[WORK INSTRUCTIONS]: Copy the items from the start through the line containing "exam-item[interactable]: 2018年3月理论考试真题 xyxy=(34,501,400,539)", changing "divider" to "separator" and leaving everything else unchanged.

[RECORD EXTRACTS]:
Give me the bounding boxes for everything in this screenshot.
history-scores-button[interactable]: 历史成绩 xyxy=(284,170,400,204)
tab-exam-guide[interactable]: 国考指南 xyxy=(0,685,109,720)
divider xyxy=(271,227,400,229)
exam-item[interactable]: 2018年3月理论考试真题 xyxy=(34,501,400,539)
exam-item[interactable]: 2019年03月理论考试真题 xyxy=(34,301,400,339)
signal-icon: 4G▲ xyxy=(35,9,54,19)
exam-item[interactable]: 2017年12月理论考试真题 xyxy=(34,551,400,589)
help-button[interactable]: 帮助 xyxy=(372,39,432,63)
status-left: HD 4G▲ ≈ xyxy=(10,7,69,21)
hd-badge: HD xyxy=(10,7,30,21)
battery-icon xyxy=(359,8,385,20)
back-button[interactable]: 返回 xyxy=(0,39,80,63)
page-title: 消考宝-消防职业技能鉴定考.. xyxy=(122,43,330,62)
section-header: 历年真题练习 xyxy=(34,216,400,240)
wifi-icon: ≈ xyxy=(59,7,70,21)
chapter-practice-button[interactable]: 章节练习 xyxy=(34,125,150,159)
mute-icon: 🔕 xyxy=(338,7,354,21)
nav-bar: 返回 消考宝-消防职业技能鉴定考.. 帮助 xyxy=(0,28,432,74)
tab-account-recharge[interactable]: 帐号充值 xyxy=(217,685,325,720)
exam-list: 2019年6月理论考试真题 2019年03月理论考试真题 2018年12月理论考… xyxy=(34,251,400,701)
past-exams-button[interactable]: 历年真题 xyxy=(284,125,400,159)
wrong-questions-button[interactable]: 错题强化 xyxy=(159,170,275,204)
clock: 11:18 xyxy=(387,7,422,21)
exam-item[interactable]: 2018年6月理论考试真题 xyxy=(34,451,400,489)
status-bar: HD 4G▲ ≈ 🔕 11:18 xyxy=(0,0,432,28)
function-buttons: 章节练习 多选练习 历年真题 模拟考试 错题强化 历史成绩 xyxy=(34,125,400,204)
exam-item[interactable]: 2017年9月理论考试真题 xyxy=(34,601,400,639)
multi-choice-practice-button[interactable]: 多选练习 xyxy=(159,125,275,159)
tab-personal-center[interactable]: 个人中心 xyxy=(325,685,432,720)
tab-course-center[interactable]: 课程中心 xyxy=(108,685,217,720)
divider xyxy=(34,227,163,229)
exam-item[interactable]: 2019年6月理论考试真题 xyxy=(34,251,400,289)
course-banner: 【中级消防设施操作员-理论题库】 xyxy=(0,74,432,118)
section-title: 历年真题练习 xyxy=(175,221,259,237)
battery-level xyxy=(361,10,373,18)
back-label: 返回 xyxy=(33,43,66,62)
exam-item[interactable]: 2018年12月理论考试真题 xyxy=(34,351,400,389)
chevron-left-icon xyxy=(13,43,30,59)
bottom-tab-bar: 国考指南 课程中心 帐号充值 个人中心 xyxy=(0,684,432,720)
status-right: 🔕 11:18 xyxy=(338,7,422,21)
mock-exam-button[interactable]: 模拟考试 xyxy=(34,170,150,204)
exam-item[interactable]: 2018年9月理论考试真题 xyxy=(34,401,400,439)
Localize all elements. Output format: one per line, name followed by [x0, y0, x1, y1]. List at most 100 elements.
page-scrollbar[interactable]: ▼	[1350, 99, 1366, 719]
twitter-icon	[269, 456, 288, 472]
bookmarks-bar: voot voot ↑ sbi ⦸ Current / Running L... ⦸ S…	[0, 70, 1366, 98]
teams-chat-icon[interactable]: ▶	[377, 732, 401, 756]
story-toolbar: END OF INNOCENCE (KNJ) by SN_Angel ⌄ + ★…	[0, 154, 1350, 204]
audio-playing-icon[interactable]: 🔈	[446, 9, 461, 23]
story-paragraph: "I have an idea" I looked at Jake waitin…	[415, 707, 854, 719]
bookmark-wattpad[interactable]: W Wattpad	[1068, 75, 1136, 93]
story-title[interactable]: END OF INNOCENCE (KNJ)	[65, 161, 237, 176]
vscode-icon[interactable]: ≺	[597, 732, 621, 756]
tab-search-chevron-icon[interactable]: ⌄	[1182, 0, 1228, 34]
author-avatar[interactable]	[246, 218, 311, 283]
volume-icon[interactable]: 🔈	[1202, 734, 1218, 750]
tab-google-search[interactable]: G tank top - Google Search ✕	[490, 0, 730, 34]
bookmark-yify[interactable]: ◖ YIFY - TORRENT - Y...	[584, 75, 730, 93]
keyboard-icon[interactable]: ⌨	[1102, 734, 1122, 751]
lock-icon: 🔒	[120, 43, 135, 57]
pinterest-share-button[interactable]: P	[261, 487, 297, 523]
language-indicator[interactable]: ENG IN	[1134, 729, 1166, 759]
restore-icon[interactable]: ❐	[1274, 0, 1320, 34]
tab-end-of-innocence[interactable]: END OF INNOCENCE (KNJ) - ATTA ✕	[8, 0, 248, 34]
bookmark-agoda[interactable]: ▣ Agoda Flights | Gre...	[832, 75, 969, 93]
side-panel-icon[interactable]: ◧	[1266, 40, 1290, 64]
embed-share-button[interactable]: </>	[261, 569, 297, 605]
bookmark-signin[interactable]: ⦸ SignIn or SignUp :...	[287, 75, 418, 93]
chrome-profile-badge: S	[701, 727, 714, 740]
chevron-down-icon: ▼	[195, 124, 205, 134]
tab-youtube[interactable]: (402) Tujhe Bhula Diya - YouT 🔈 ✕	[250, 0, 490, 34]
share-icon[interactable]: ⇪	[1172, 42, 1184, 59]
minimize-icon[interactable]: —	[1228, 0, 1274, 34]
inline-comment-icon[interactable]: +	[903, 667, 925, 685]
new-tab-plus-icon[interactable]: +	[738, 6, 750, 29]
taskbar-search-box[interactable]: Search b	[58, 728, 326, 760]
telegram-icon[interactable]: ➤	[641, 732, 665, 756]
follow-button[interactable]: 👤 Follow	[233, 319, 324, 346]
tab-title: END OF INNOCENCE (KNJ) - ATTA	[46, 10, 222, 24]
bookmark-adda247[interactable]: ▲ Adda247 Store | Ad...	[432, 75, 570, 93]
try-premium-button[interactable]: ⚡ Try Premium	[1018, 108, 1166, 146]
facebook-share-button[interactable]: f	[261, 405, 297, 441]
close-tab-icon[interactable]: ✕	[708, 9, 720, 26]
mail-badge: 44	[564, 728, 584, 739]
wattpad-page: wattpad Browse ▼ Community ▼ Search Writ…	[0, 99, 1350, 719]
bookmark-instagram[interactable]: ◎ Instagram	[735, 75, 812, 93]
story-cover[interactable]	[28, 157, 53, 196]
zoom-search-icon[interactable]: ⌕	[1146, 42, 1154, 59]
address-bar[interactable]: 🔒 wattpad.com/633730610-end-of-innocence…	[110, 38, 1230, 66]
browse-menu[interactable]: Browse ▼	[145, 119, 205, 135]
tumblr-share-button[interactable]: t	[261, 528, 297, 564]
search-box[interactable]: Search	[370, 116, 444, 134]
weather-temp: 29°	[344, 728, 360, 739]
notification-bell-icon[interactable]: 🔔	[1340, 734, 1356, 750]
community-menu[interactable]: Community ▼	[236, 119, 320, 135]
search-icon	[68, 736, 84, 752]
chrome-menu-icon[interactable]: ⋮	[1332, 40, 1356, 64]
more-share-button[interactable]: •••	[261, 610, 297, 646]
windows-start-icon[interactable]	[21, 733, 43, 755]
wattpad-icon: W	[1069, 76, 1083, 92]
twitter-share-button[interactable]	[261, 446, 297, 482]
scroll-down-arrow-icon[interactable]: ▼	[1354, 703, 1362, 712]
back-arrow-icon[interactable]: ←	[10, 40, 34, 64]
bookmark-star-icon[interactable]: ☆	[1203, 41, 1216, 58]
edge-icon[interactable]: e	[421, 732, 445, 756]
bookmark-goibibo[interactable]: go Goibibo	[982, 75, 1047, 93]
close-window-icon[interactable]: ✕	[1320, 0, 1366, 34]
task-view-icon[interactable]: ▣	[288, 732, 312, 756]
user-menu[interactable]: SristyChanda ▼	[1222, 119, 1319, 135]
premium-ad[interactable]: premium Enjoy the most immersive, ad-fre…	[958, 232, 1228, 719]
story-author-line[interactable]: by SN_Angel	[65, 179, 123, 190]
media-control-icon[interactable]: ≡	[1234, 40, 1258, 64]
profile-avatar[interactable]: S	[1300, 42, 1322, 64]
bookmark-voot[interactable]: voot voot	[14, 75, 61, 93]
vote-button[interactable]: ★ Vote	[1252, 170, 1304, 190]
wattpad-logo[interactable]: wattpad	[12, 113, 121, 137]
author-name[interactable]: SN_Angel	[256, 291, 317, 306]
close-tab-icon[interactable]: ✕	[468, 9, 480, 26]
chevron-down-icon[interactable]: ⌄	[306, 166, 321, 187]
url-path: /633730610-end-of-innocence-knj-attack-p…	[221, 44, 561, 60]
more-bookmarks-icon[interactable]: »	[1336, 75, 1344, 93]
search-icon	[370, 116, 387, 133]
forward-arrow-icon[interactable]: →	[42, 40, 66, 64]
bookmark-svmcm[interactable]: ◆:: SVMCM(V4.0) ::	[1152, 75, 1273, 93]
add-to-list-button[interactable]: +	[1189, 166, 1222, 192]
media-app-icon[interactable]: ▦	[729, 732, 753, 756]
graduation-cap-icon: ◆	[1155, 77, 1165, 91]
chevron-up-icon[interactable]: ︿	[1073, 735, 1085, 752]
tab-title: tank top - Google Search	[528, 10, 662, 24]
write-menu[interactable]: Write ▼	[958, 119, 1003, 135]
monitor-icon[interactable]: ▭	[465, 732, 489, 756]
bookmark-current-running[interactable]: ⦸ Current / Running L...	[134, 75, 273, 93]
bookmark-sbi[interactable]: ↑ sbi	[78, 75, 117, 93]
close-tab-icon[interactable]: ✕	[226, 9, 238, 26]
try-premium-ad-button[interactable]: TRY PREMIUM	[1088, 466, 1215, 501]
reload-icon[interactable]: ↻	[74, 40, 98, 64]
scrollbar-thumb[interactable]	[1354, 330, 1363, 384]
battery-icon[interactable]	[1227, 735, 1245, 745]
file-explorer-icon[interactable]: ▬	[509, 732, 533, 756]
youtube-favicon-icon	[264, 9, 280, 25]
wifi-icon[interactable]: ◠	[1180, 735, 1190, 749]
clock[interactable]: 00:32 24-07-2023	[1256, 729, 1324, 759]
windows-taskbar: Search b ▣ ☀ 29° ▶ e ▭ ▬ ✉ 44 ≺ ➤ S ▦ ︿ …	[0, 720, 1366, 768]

[EXERCISE SOLUTION]:
Give me the bounding boxes for everything in this screenshot.
history-scores-button[interactable]: 历史成绩 xyxy=(284,170,400,204)
tab-exam-guide[interactable]: 国考指南 xyxy=(0,685,109,720)
separator xyxy=(271,227,400,229)
exam-item[interactable]: 2018年3月理论考试真题 xyxy=(34,501,400,539)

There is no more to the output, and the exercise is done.